[BEGIN]

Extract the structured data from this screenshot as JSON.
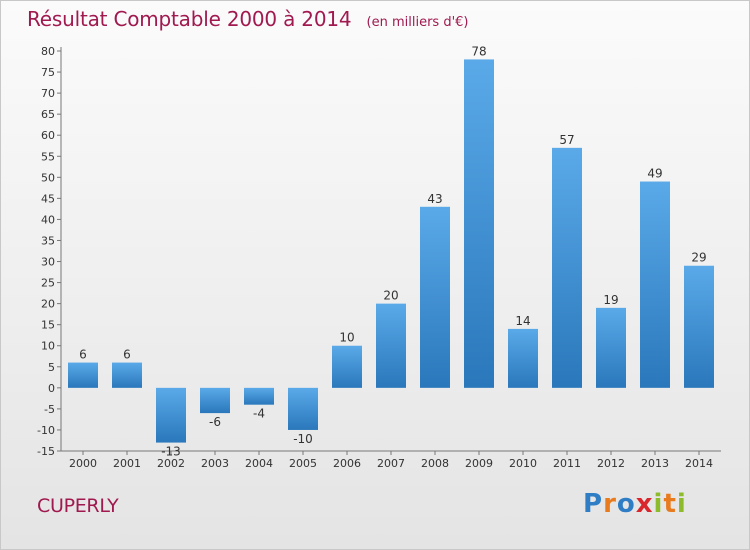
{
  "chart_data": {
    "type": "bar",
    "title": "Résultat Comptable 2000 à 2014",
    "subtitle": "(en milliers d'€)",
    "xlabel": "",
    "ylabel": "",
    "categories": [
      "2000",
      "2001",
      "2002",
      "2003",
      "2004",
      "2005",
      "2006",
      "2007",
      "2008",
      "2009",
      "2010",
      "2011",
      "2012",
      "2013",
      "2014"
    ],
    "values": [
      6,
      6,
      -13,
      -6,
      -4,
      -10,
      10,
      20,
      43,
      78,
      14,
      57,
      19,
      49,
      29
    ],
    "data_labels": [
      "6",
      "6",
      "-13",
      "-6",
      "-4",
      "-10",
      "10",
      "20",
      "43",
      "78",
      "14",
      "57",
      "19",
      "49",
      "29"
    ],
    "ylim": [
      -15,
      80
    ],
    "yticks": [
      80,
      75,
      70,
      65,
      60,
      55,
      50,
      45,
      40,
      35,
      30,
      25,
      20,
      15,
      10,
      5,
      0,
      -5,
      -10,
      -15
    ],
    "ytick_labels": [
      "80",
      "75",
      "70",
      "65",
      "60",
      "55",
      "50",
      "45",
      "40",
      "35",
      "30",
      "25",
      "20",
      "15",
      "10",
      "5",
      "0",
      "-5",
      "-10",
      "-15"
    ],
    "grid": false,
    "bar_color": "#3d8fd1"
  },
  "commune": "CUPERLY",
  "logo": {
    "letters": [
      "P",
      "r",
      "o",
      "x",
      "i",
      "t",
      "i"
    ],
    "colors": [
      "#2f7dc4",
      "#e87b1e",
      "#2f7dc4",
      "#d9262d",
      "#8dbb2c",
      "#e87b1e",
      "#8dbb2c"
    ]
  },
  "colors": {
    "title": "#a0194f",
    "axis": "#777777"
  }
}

[END]

Given instruction:
Without the pictures, return the entries exactly as they appear.

Task result:
Extract the structured data from this screenshot as JSON.
{
  "chart_data": {
    "type": "bar",
    "title": "Résultat Comptable 2000 à 2014",
    "subtitle": "(en milliers d'€)",
    "xlabel": "",
    "ylabel": "",
    "categories": [
      "2000",
      "2001",
      "2002",
      "2003",
      "2004",
      "2005",
      "2006",
      "2007",
      "2008",
      "2009",
      "2010",
      "2011",
      "2012",
      "2013",
      "2014"
    ],
    "values": [
      6,
      6,
      -13,
      -6,
      -4,
      -10,
      10,
      20,
      43,
      78,
      14,
      57,
      19,
      49,
      29
    ],
    "data_labels": [
      "6",
      "6",
      "-13",
      "-6",
      "-4",
      "-10",
      "10",
      "20",
      "43",
      "78",
      "14",
      "57",
      "19",
      "49",
      "29"
    ],
    "ylim": [
      -15,
      80
    ],
    "yticks": [
      80,
      75,
      70,
      65,
      60,
      55,
      50,
      45,
      40,
      35,
      30,
      25,
      20,
      15,
      10,
      5,
      0,
      -5,
      -10,
      -15
    ],
    "ytick_labels": [
      "80",
      "75",
      "70",
      "65",
      "60",
      "55",
      "50",
      "45",
      "40",
      "35",
      "30",
      "25",
      "20",
      "15",
      "10",
      "5",
      "0",
      "-5",
      "-10",
      "-15"
    ],
    "grid": false,
    "bar_color": "#3d8fd1"
  },
  "commune": "CUPERLY",
  "logo": {
    "letters": [
      "P",
      "r",
      "o",
      "x",
      "i",
      "t",
      "i"
    ],
    "colors": [
      "#2f7dc4",
      "#e87b1e",
      "#2f7dc4",
      "#d9262d",
      "#8dbb2c",
      "#e87b1e",
      "#8dbb2c"
    ]
  },
  "colors": {
    "title": "#a0194f",
    "axis": "#777777"
  }
}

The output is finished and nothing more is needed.